(Saved entries)
+===+

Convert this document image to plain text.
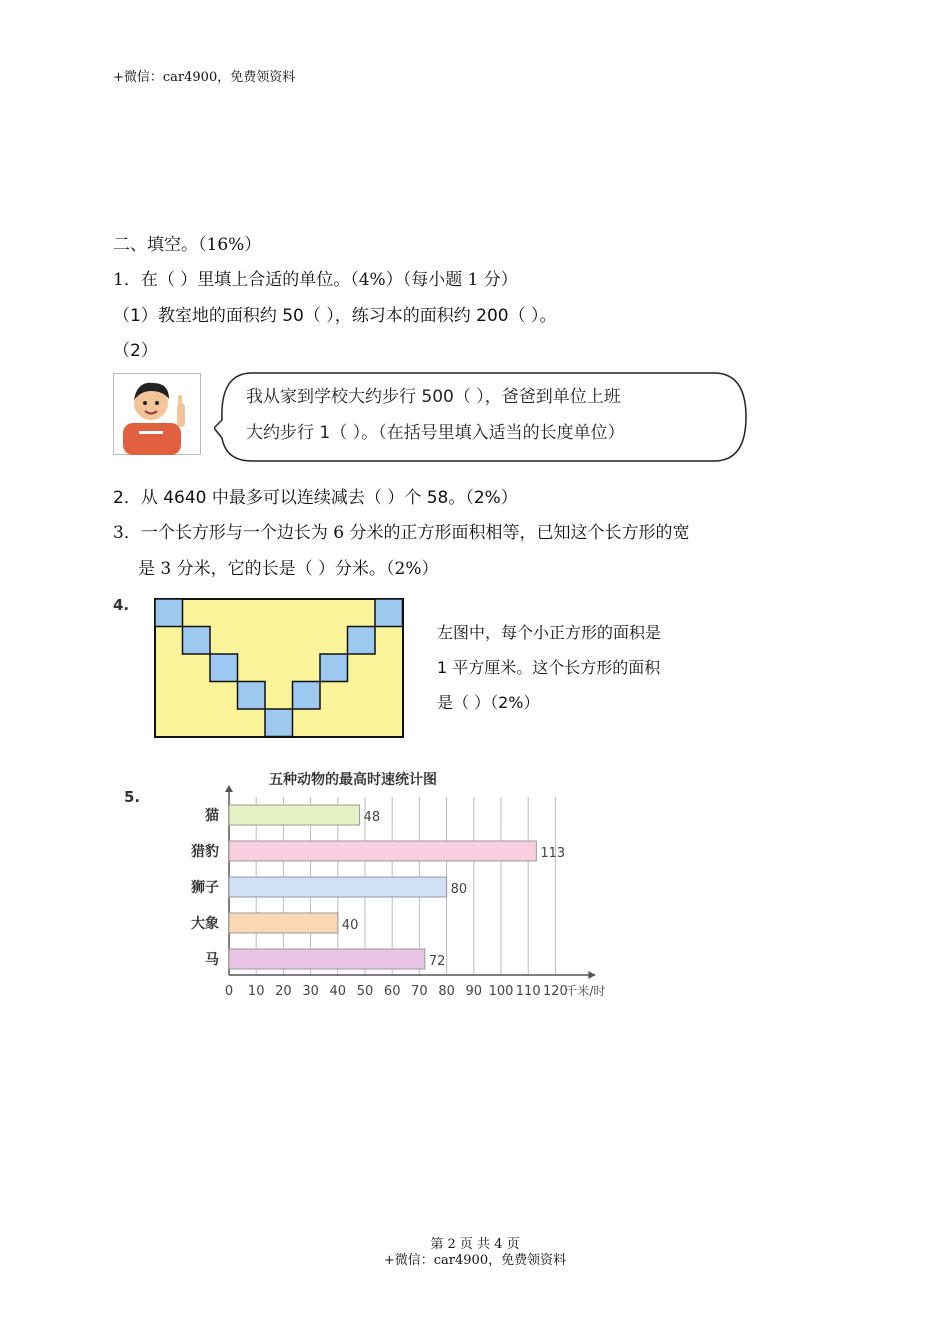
+微信：car4900，免费领资料
二、填空。（16%）
1．在（ ）里填上合适的单位。（4%）（每小题 1 分）
（1）教室地的面积约 50（ ），练习本的面积约 200（ ）。
（2）
我从家到学校大约步行 500（ ），爸爸到单位上班
大约步行 1（ ）。（在括号里填入适当的长度单位）
2．从 4640 中最多可以连续减去（ ）个 58。（2%）
3．一个长方形与一个边长为 6 分米的正方形面积相等，已知这个长方形的宽
是 3 分米，它的长是（ ）分米。（2%）
4.
左图中，每个小正方形的面积是
1 平方厘米。这个长方形的面积
是（ ）（2%）
5.
五种动物的最高时速统计图
0 10 20 30 40 50 60 70 80 90 100 110 120
千米/时
猫	48
猎豹	113
狮子	80
大象	40
马	72
第 2 页 共 4 页
+微信：car4900，免费领资料
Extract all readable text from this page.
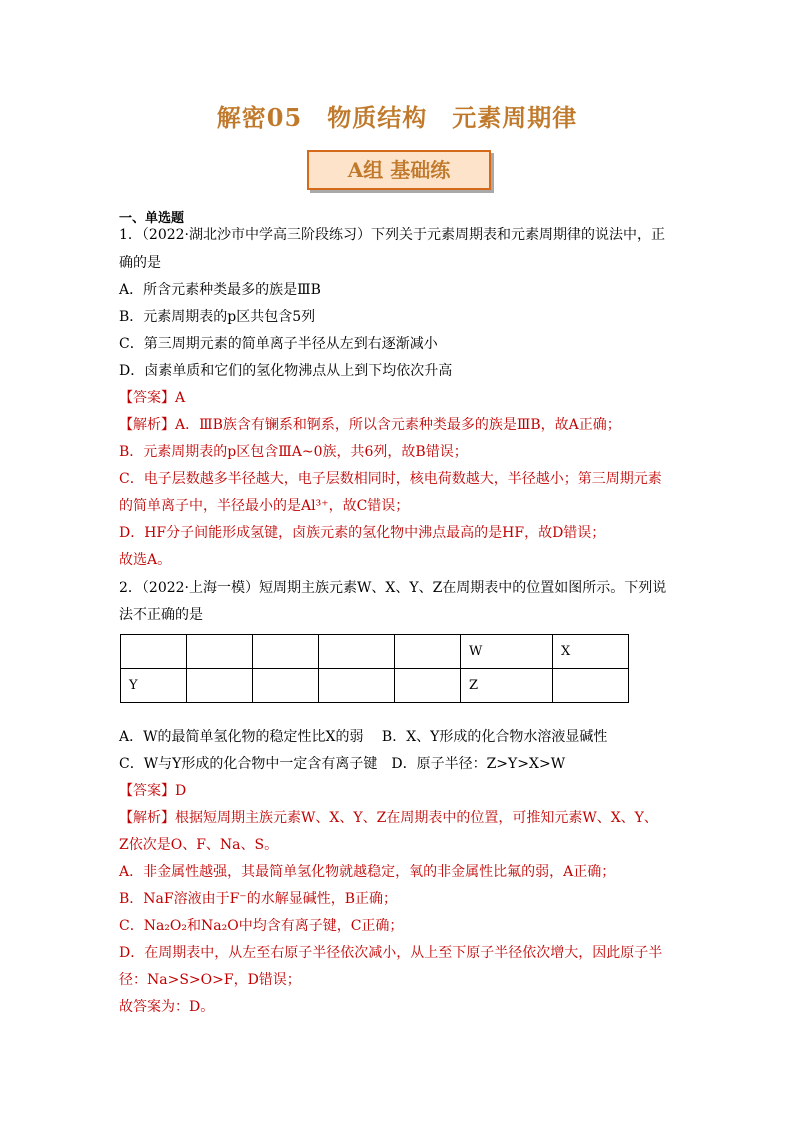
解密05　物质结构　元素周期律
A组 基础练
一、单选题
1．（2022·湖北沙市中学高三阶段练习）下列关于元素周期表和元素周期律的说法中，正
确的是
A．所含元素种类最多的族是ⅢB
B．元素周期表的p区共包含5列
C．第三周期元素的简单离子半径从左到右逐渐减小
D．卤素单质和它们的氢化物沸点从上到下均依次升高
【答案】A
【解析】A．ⅢB族含有镧系和锕系，所以含元素种类最多的族是ⅢB，故A正确；
B．元素周期表的p区包含ⅢA~0族，共6列，故B错误；
C．电子层数越多半径越大，电子层数相同时，核电荷数越大，半径越小；第三周期元素
的简单离子中，半径最小的是Al³⁺，故C错误；
D．HF分子间能形成氢键，卤族元素的氢化物中沸点最高的是HF，故D错误；
故选A。
2．（2022·上海一模）短周期主族元素W、X、Y、Z在周期表中的位置如图所示。下列说
法不正确的是
					W	X
Y					Z	
A．W的最简单氢化物的稳定性比X的弱　 B．X、Y形成的化合物水溶液显碱性
C．W与Y形成的化合物中一定含有离子键　D．原子半径：Z>Y>X>W
【答案】D
【解析】根据短周期主族元素W、X、Y、Z在周期表中的位置，可推知元素W、X、Y、
Z依次是O、F、Na、S。
A．非金属性越强，其最简单氢化物就越稳定，氧的非金属性比氟的弱，A正确；
B．NaF溶液由于F⁻的水解显碱性，B正确；
C．Na₂O₂和Na₂O中均含有离子键，C正确；
D．在周期表中，从左至右原子半径依次减小，从上至下原子半径依次增大，因此原子半
径：Na>S>O>F，D错误；
故答案为：D。
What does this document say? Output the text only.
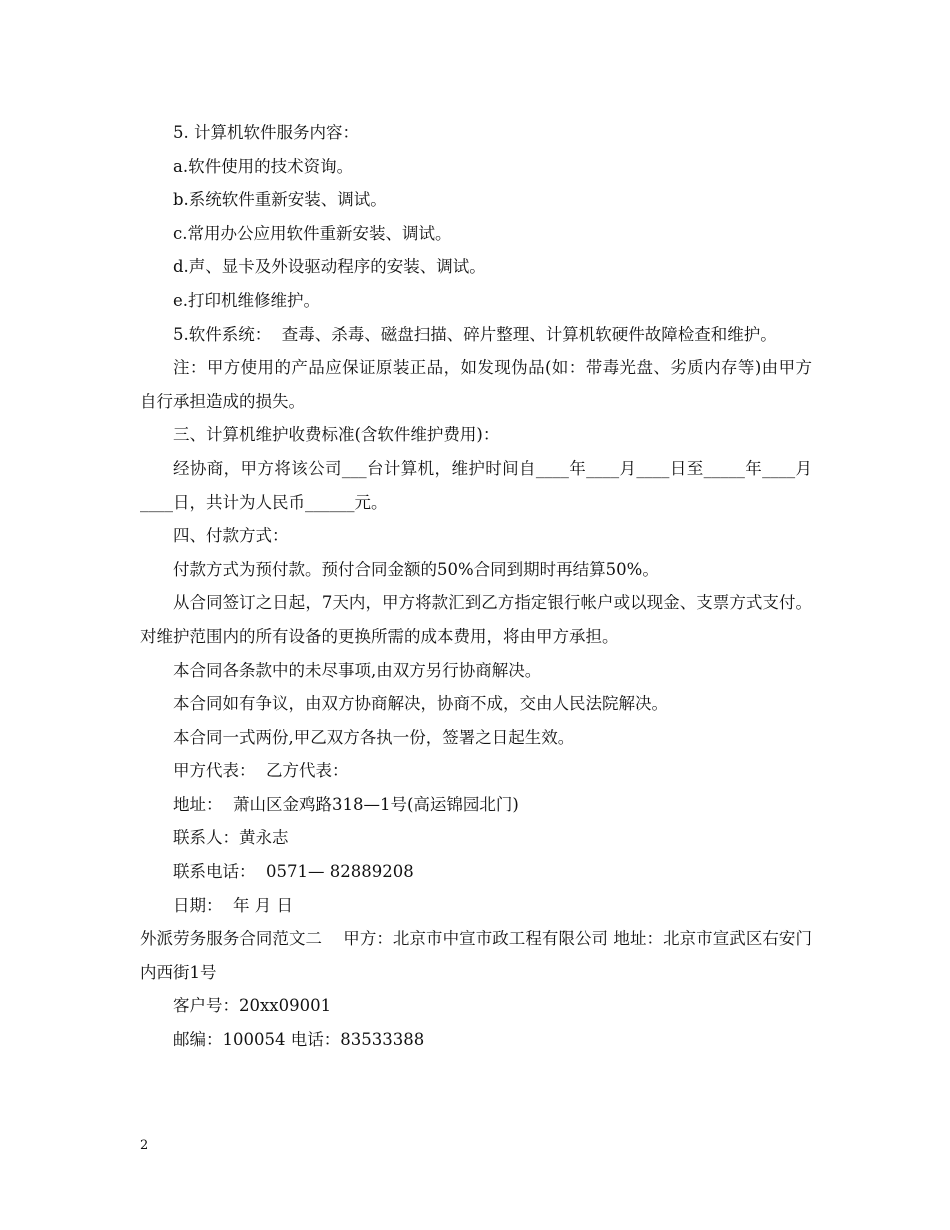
5. 计算机软件服务内容：

a.软件使用的技术资询。

b.系统软件重新安装、调试。

c.常用办公应用软件重新安装、调试。

d.声、显卡及外设驱动程序的安装、调试。

e.打印机维修维护。

5.软件系统：  查毒、杀毒、磁盘扫描、碎片整理、计算机软硬件故障检查和维护。

注：甲方使用的产品应保证原装正品，如发现伪品(如：带毒光盘、劣质内存等)由甲方自行承担造成的损失。

三、计算机维护收费标准(含软件维护费用)：

经协商，甲方将该公司___台计算机，维护时间自____年____月____日至_____年____月____日，共计为人民币______元。

四、付款方式：

付款方式为预付款。预付合同金额的50%合同到期时再结算50%。

从合同签订之日起，7天内，甲方将款汇到乙方指定银行帐户或以现金、支票方式支付。对维护范围内的所有设备的更换所需的成本费用，将由甲方承担。

本合同各条款中的未尽事项,由双方另行协商解决。

本合同如有争议，由双方协商解决，协商不成，交由人民法院解决。

本合同一式两份,甲乙双方各执一份，签署之日起生效。

甲方代表：  乙方代表：

地址：  萧山区金鸡路318—1号(高运锦园北门)

联系人：黄永志

联系电话：  0571— 82889208

日期：  年 月 日

外派劳务服务合同范文二    甲方：北京市中宣市政工程有限公司 地址：北京市宣武区右安门内西街1号

客户号：20xx09001

邮编：100054 电话：83533388

2
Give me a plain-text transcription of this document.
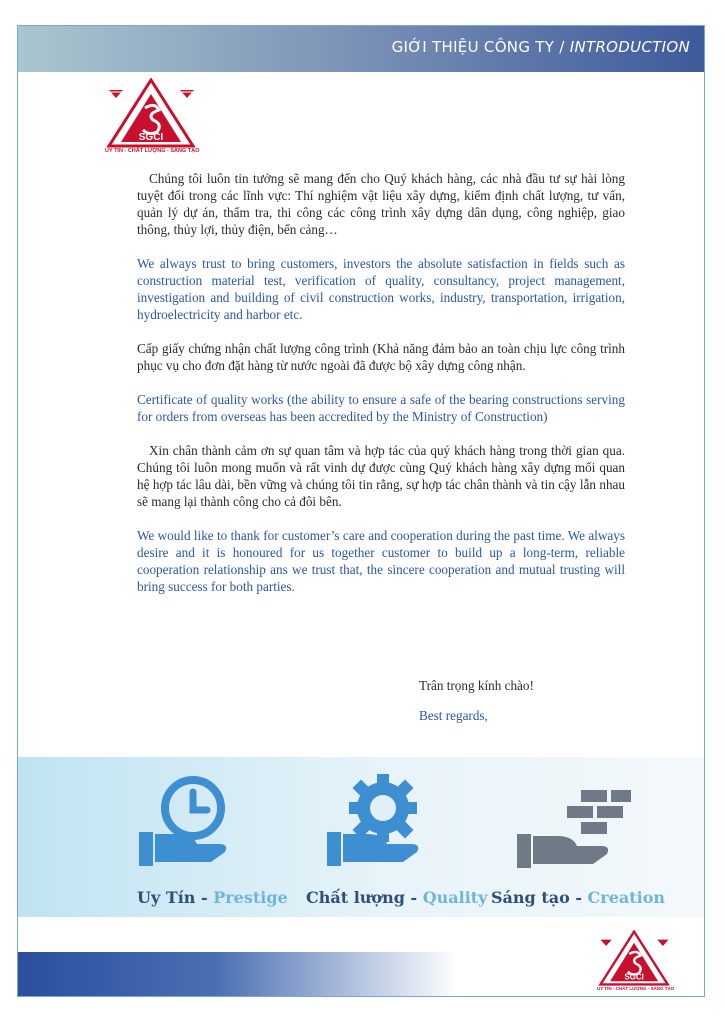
GIỚI THIỆU CÔNG TY / INTRODUCTION
SGCI
UY TÍN - CHẤT LƯỢNG - SÁNG TẠO

Chúng tôi luôn tin tưởng sẽ mang đến cho Quý khách hàng, các nhà đầu tư sự hài lòng tuyệt đối trong các lĩnh vực: Thí nghiệm vật liệu xây dựng, kiểm định chất lượng, tư vấn, quản lý dự án, thẩm tra, thi công các công trình xây dựng dân dụng, công nghiệp, giao thông, thủy lợi, thủy điện, bến cảng…

We always trust to bring customers, investors the absolute satisfaction in fields such as construction material test, verification of quality, consultancy, project management, investigation and building of civil construction works, industry, transportation, irrigation, hydroelectricity and harbor etc.

Cấp giấy chứng nhận chất lượng công trình (Khả năng đảm bảo an toàn chịu lực công trình phục vụ cho đơn đặt hàng từ nước ngoài đã được bộ xây dựng công nhận.

Certificate of quality works (the ability to ensure a safe of the bearing constructions serving for orders from overseas has been accredited by the Ministry of Construction)

Xin chân thành cảm ơn sự quan tâm và hợp tác của quý khách hàng trong thời gian qua. Chúng tôi luôn mong muốn và rất vinh dự được cùng Quý khách hàng xây dựng mối quan hệ hợp tác lâu dài, bền vững và chúng tôi tin rằng, sự hợp tác chân thành và tin cậy lẫn nhau sẽ mang lại thành công cho cả đôi bên.

We would like to thank for customer’s care and cooperation during the past time. We always desire and it is honoured for us together customer to build up a long-term, reliable cooperation relationship ans we trust that, the sincere cooperation and mutual trusting will bring success for both parties.

Trân trọng kính chào!
Best regards,
Uy Tín - Prestige Chất lượng - Quality Sáng tạo - Creation
SGCI
UY TÍN - CHẤT LƯỢNG - SÁNG TẠO
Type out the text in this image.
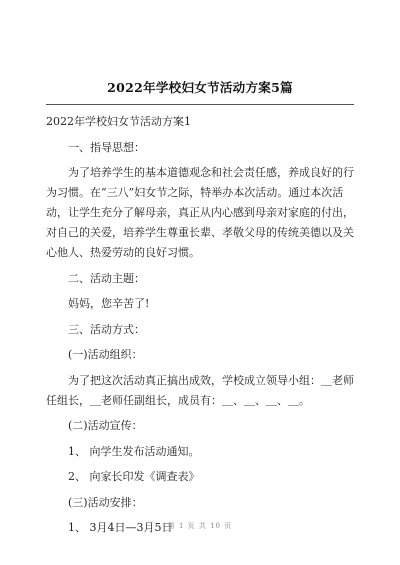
2022年学校妇女节活动方案5篇

2022年学校妇女节活动方案1

一、指导思想：

为了培养学生的基本道德观念和社会责任感，养成良好的行
为习惯。在“三八”妇女节之际，特举办本次活动。通过本次活
动，让学生充分了解母亲，真正从内心感到母亲对家庭的付出，
对自己的关爱，培养学生尊重长辈、孝敬父母的传统美德以及关
心他人、热爱劳动的良好习惯。

二、活动主题：

妈妈，您辛苦了!

三、活动方式：

(一)活动组织：

为了把这次活动真正搞出成效，学校成立领导小组：＿老师
任组长，＿老师任副组长，成员有：＿、＿、＿、＿。

(二)活动宣传：

1、 向学生发布活动通知。

2、 向家长印发《调查表》

(三)活动安排：

1、 3月4日—3月5日

第 1 页 共 10 页
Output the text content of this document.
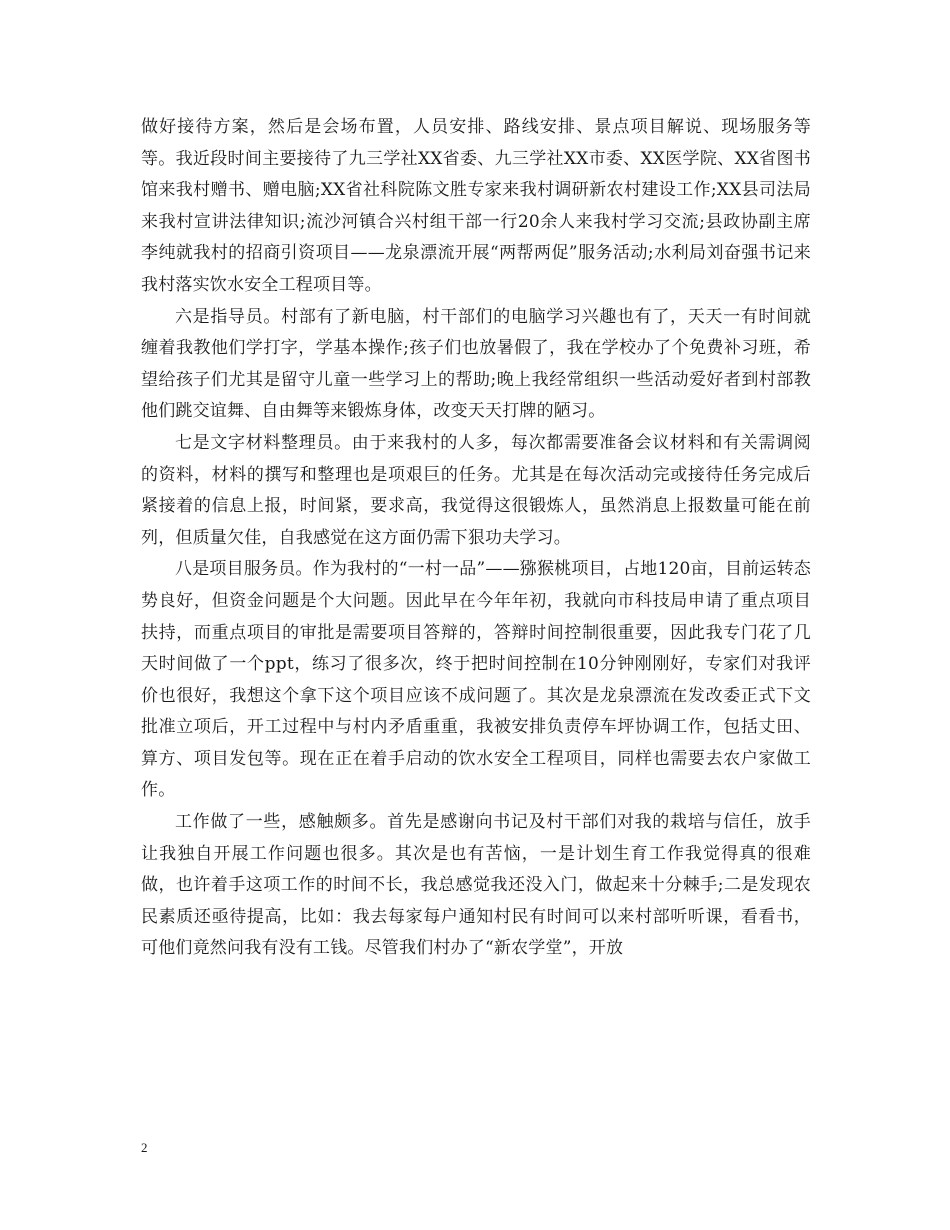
做好接待方案，然后是会场布置，人员安排、路线安排、景点项目解说、现场服务等等。我近段时间主要接待了九三学社XX省委、九三学社XX市委、XX医学院、XX省图书馆来我村赠书、赠电脑;XX省社科院陈文胜专家来我村调研新农村建设工作;XX县司法局来我村宣讲法律知识;流沙河镇合兴村组干部一行20余人来我村学习交流;县政协副主席李纯就我村的招商引资项目——龙泉漂流开展“两帮两促”服务活动;水利局刘奋强书记来我村落实饮水安全工程项目等。

六是指导员。村部有了新电脑，村干部们的电脑学习兴趣也有了，天天一有时间就缠着我教他们学打字，学基本操作;孩子们也放暑假了，我在学校办了个免费补习班，希望给孩子们尤其是留守儿童一些学习上的帮助;晚上我经常组织一些活动爱好者到村部教他们跳交谊舞、自由舞等来锻炼身体，改变天天打牌的陋习。

七是文字材料整理员。由于来我村的人多，每次都需要准备会议材料和有关需调阅的资料，材料的撰写和整理也是项艰巨的任务。尤其是在每次活动完或接待任务完成后紧接着的信息上报，时间紧，要求高，我觉得这很锻炼人，虽然消息上报数量可能在前列，但质量欠佳，自我感觉在这方面仍需下狠功夫学习。

八是项目服务员。作为我村的“一村一品”——猕猴桃项目，占地120亩，目前运转态势良好，但资金问题是个大问题。因此早在今年年初，我就向市科技局申请了重点项目扶持，而重点项目的审批是需要项目答辩的，答辩时间控制很重要，因此我专门花了几天时间做了一个ppt，练习了很多次，终于把时间控制在10分钟刚刚好，专家们对我评价也很好，我想这个拿下这个项目应该不成问题了。其次是龙泉漂流在发改委正式下文批准立项后，开工过程中与村内矛盾重重，我被安排负责停车坪协调工作，包括丈田、算方、项目发包等。现在正在着手启动的饮水安全工程项目，同样也需要去农户家做工作。

工作做了一些，感触颇多。首先是感谢向书记及村干部们对我的栽培与信任，放手让我独自开展工作问题也很多。其次是也有苦恼，一是计划生育工作我觉得真的很难做，也许着手这项工作的时间不长，我总感觉我还没入门，做起来十分棘手;二是发现农民素质还亟待提高，比如：我去每家每户通知村民有时间可以来村部听听课，看看书，可他们竟然问我有没有工钱。尽管我们村办了“新农学堂”，开放

2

+===+

Look through the data above. Find each line with the string "Output" and copy it.

__Solved problem__.
What does this document say? Output the text only.
Output the text content of this document.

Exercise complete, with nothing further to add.